▸ Problems to work on:
**a.** Write out the passage of the choir blog post from "I used to be" to "choir master’s grandpa.", word for word.
**b.** Pick up the choir blog post where it stops and keep it going.

▸ Extract:
-- begin --
Friday, August 26, 2011

Choir Gags


I used to be one of the forty singers of a popular choir. It was not a church choir, but one which was conducted independently by the grandson of a Christian musical maestro, who composed many popular Christian songs we sing in church to this day. Our choir master, who is a seventy-something old man, weak and frail, was very particular and strict about English pronunciations, tones and every other technical detail of Western church music. We practiced two hours on Sunday evenings, and held concerts during Christmas, sometimes on Easter and on the death anniversary of our choir master’s grandpa.

The attendance of choir members was consistent, regardless of the choir master being extremely strict. When forty of us sang in a harmony, this old genius would know who sang the wrong note, and made us sing from the start.

The two words our choir master insisted on were ‘round tones’. He pressed on the fact that for good vocal output, one should open the mouth and let the jaws loose. But most of us in the choir never did that, and the choir master kept on accusing us saying that we were tight lipped singers who sang through the nose. He was so annoyed with our lip movements and said that we were more concerned of how our faces would look when we opened our mouths, than in the tone quality of the song. He used to advice us to stand in front of a mirror at home, open the mouth in round tones and sing so that we can feel the sound from the chest. Well, you know we can do anything but sing in front of a mirror.
 Soon, our choir master became so infamous on this, that the church public commented that the dog at his house barked in round tones in fright.
-- end --
▸ Data shown:
-- begin --
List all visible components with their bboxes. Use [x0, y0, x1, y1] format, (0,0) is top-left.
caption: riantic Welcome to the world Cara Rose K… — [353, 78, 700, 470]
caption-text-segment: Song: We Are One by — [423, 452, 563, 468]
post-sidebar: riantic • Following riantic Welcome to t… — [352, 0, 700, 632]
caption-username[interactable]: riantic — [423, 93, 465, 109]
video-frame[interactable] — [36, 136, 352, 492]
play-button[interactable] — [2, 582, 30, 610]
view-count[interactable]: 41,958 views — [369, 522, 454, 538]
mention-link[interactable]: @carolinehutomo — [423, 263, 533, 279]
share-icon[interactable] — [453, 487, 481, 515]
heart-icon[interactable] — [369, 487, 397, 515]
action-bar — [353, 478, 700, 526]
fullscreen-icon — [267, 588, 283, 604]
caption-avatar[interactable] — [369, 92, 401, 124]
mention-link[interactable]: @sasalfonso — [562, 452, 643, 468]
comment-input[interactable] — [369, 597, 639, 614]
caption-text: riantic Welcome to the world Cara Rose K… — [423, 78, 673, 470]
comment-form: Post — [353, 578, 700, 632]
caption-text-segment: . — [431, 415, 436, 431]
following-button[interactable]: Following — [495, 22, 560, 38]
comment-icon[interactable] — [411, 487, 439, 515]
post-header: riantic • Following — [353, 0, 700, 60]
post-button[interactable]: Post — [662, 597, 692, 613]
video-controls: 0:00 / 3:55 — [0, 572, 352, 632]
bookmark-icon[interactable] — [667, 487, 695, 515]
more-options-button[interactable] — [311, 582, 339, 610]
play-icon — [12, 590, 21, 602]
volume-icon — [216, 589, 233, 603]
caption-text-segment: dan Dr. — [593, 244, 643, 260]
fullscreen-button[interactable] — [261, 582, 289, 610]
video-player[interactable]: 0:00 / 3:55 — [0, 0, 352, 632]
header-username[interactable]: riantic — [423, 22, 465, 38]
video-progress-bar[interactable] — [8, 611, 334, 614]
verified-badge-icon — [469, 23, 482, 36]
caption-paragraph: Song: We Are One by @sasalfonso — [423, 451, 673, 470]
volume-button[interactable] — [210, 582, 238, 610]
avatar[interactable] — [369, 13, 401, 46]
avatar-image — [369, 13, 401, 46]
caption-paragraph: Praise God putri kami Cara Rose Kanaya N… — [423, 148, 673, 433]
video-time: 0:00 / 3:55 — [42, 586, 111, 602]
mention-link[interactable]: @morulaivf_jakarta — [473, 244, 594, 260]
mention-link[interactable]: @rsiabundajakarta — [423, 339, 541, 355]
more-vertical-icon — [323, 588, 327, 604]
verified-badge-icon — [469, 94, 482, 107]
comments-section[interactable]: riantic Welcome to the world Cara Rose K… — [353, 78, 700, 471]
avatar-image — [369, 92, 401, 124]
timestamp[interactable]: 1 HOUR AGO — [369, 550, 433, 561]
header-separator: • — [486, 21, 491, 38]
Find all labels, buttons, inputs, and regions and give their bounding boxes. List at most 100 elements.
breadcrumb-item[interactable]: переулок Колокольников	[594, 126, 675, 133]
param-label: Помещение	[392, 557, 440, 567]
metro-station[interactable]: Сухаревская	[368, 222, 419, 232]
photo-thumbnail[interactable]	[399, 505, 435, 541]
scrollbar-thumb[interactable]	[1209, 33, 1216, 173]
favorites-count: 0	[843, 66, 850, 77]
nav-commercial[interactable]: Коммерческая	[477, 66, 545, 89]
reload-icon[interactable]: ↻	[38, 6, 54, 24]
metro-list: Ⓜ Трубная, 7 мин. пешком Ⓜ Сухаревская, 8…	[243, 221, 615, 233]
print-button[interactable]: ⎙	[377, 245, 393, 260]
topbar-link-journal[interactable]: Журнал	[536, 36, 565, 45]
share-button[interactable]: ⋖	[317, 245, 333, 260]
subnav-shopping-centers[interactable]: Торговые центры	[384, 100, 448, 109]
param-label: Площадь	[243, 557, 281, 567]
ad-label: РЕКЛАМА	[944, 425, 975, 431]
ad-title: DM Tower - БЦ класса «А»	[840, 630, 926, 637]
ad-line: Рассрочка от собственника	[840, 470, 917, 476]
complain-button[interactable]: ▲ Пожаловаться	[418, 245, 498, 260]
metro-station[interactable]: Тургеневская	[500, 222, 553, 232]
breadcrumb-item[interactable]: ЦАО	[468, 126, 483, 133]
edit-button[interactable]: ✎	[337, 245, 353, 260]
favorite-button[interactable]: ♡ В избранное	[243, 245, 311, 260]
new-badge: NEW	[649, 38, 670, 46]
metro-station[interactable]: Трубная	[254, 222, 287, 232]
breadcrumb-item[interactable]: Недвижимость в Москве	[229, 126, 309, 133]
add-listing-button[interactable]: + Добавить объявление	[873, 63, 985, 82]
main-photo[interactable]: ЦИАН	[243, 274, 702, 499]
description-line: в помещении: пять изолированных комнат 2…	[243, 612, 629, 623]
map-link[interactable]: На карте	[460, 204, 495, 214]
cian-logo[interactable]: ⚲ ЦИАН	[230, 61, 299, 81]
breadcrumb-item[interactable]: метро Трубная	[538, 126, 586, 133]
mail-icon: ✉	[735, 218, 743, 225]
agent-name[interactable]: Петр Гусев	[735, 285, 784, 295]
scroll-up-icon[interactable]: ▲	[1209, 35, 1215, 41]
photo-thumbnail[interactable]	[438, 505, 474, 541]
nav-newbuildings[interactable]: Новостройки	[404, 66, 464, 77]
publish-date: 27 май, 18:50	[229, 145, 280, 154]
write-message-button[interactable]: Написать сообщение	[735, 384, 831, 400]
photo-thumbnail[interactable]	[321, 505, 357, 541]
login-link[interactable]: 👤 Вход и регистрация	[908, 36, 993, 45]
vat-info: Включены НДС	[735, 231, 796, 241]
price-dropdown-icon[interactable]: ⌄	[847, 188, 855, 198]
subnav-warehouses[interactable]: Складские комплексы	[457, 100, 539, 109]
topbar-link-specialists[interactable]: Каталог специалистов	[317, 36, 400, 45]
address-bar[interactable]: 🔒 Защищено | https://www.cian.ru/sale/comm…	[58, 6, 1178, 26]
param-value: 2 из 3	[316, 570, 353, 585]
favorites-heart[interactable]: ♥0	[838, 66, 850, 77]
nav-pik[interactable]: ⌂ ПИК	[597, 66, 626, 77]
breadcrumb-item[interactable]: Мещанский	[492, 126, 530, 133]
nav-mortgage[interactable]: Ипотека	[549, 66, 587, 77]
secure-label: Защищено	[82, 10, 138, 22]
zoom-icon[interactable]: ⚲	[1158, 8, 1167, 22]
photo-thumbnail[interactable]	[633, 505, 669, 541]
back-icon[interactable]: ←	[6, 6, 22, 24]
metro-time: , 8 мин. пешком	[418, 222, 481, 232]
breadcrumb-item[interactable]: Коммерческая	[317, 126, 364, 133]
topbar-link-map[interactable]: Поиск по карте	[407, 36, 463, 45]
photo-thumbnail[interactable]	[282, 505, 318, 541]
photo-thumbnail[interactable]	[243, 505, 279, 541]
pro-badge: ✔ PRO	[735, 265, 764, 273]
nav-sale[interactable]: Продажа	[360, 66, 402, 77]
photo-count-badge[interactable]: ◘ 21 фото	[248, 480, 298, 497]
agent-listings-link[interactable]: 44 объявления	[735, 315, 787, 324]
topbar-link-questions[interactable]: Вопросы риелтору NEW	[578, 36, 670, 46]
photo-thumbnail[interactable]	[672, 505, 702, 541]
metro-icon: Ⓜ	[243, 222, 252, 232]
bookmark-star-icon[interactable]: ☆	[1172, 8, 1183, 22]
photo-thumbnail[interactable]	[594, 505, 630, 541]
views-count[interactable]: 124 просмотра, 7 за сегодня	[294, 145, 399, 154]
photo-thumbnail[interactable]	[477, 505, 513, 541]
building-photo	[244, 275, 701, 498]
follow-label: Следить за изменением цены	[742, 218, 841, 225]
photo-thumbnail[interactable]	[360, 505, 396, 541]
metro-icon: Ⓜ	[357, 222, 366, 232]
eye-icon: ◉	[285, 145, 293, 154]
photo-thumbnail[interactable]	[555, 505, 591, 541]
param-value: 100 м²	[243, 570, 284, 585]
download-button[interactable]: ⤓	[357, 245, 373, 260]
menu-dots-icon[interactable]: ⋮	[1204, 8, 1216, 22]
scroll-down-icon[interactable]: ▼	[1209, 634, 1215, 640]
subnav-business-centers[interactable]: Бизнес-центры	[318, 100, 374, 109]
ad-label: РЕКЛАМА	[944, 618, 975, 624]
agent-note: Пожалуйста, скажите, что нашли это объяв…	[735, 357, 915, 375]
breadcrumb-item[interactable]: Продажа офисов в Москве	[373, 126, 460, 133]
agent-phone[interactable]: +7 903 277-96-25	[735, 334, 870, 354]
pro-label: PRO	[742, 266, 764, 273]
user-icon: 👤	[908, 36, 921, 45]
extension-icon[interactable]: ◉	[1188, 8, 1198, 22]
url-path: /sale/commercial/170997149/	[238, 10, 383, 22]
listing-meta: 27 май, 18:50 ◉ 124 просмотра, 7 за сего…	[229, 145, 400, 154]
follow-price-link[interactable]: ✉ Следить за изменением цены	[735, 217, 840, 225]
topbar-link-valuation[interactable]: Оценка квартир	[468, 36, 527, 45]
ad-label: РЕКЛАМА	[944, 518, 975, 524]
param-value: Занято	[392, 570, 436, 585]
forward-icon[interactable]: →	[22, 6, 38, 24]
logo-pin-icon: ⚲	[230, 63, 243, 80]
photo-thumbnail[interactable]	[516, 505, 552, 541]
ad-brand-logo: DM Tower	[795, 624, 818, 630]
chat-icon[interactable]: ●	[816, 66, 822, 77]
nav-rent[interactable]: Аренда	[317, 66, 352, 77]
-- end --
▸ Answers to the exercise:
**a.**
I used to be one of the forty singers of a popular choir. It was not a church choir, but one which was conducted independently by the grandson of a Christian musical maestro, who composed many popular Christian songs we sing in church to this day. Our choir master, who is a seventy-something old man, weak and frail, was very particular and strict about English pronunciations, tones and every other technical detail of Western church music. We practiced two hours on Sunday evenings, and held concerts during Christmas, sometimes on Easter and on the death anniversary of our choir master’s grandpa.

**b.**
One fine Sunday evening, my Mom was bathing my eight month old niece who was in turn, trying to crawl out of her grip. It was a usual ritual so my Mom kept on talking to turn her attention and said… “Does anyone want to see my little beauty here without clothes…no tickets required…it is a free show…free show…” . My grandmother also used to call it ‘free show’ when we were little one or two year olds and refused to wear any clothes. Anyway, after her bath, Mom and me quickly got dressed, waved at the little one, and sped to the choir practice. 


Soon after, our choir master appeared with black notes of a new hymn and distributed it. Along with his copy of the song was an off white envelope which clearly was an invitation card. He opened it, put on his spectacles and read through it seriously. He then slowly put the card back in the envelope raised his small, thin head looked at us, and said, 

There will be a Russian church concert next Sunday; All are welcome. It will be from 5:00 pm onwards at the Parish hall next to the cemetery

After a serious pause, he continued,I repeat. This is no joke. I should see all of you at the concert next Sunday and learn how lip movement and round tones make a difference in singing

Soon we all started whispering among ourselves. The choir master, noticed our concern, and proceeded,


No need to worry about entry passes. It is going to be a free show”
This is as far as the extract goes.